## EXCERPTED RECORDS
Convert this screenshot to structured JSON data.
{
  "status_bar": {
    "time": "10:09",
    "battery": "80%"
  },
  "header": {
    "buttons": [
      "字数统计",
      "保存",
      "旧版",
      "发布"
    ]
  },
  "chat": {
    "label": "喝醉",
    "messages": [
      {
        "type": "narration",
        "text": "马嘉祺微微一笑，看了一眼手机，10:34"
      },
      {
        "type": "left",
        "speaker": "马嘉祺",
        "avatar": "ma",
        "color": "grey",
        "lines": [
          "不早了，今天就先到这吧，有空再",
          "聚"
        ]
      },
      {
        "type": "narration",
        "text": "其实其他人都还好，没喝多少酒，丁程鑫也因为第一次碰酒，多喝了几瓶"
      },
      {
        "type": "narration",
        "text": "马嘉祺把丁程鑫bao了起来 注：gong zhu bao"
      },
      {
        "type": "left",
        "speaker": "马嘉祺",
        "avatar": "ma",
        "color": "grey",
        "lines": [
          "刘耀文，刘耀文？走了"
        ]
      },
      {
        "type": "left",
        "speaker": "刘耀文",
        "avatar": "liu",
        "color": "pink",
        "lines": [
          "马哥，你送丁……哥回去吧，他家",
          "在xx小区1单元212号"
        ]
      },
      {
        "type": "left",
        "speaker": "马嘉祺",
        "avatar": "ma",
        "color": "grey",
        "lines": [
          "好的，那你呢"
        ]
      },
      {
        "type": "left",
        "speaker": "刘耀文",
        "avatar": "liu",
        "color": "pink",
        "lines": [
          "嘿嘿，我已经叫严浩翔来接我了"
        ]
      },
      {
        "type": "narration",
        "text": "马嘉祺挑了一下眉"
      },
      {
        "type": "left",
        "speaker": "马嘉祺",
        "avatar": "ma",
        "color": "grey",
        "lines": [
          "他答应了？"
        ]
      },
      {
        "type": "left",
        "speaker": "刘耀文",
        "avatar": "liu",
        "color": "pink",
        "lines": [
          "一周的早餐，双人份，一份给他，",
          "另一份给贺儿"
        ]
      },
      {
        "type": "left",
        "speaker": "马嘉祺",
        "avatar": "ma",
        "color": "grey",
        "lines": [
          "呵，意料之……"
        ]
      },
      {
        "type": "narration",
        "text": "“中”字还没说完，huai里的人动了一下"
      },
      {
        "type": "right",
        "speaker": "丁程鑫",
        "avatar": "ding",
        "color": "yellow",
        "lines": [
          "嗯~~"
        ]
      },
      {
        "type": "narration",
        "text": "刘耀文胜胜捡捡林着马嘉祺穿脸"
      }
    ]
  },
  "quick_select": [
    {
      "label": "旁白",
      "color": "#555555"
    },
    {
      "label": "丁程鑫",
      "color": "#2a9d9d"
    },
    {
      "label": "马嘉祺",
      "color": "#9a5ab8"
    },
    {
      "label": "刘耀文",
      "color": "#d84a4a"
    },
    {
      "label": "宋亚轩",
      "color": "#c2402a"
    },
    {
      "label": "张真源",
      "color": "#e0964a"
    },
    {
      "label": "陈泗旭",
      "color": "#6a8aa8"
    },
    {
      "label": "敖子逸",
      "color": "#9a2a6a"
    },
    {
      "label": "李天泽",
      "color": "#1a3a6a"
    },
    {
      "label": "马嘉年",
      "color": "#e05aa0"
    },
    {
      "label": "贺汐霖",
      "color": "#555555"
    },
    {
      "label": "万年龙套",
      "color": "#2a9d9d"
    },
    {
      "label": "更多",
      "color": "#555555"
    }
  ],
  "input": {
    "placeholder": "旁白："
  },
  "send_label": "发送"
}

## TASK BRIEF
The records above should be duplicated in full, exactly as given.

## REPLY
Convert this screenshot to structured JSON data.
{
  "status_bar": {
    "time": "10:09",
    "battery": "80%"
  },
  "header": {
    "buttons": [
      "字数统计",
      "保存",
      "旧版",
      "发布"
    ]
  },
  "chat": {
    "label": "喝醉",
    "messages": [
      {
        "type": "narration",
        "text": "马嘉祺微微一笑，看了一眼手机，10:34"
      },
      {
        "type": "left",
        "speaker": "马嘉祺",
        "avatar": "ma",
        "color": "grey",
        "lines": [
          "不早了，今天就先到这吧，有空再",
          "聚"
        ]
      },
      {
        "type": "narration",
        "text": "其实其他人都还好，没喝多少酒，丁程鑫也因为第一次碰酒，多喝了几瓶"
      },
      {
        "type": "narration",
        "text": "马嘉祺把丁程鑫bao了起来 注：gong zhu bao"
      },
      {
        "type": "left",
        "speaker": "马嘉祺",
        "avatar": "ma",
        "color": "grey",
        "lines": [
          "刘耀文，刘耀文？走了"
        ]
      },
      {
        "type": "left",
        "speaker": "刘耀文",
        "avatar": "liu",
        "color": "pink",
        "lines": [
          "马哥，你送丁……哥回去吧，他家",
          "在xx小区1单元212号"
        ]
      },
      {
        "type": "left",
        "speaker": "马嘉祺",
        "avatar": "ma",
        "color": "grey",
        "lines": [
          "好的，那你呢"
        ]
      },
      {
        "type": "left",
        "speaker": "刘耀文",
        "avatar": "liu",
        "color": "pink",
        "lines": [
          "嘿嘿，我已经叫严浩翔来接我了"
        ]
      },
      {
        "type": "narration",
        "text": "马嘉祺挑了一下眉"
      },
      {
        "type": "left",
        "speaker": "马嘉祺",
        "avatar": "ma",
        "color": "grey",
        "lines": [
          "他答应了？"
        ]
      },
      {
        "type": "left",
        "speaker": "刘耀文",
        "avatar": "liu",
        "color": "pink",
        "lines": [
          "一周的早餐，双人份，一份给他，",
          "另一份给贺儿"
        ]
      },
      {
        "type": "left",
        "speaker": "马嘉祺",
        "avatar": "ma",
        "color": "grey",
        "lines": [
          "呵，意料之……"
        ]
      },
      {
        "type": "narration",
        "text": "“中”字还没说完，huai里的人动了一下"
      },
      {
        "type": "right",
        "speaker": "丁程鑫",
        "avatar": "ding",
        "color": "yellow",
        "lines": [
          "嗯~~"
        ]
      },
      {
        "type": "narration",
        "text": "刘耀文胜胜捡捡林着马嘉祺穿脸"
      }
    ]
  },
  "quick_select": [
    {
      "label": "旁白",
      "color": "#555555"
    },
    {
      "label": "丁程鑫",
      "color": "#2a9d9d"
    },
    {
      "label": "马嘉祺",
      "color": "#9a5ab8"
    },
    {
      "label": "刘耀文",
      "color": "#d84a4a"
    },
    {
      "label": "宋亚轩",
      "color": "#c2402a"
    },
    {
      "label": "张真源",
      "color": "#e0964a"
    },
    {
      "label": "陈泗旭",
      "color": "#6a8aa8"
    },
    {
      "label": "敖子逸",
      "color": "#9a2a6a"
    },
    {
      "label": "李天泽",
      "color": "#1a3a6a"
    },
    {
      "label": "马嘉年",
      "color": "#e05aa0"
    },
    {
      "label": "贺汐霖",
      "color": "#555555"
    },
    {
      "label": "万年龙套",
      "color": "#2a9d9d"
    },
    {
      "label": "更多",
      "color": "#555555"
    }
  ],
  "input": {
    "placeholder": "旁白："
  },
  "send_label": "发送"
}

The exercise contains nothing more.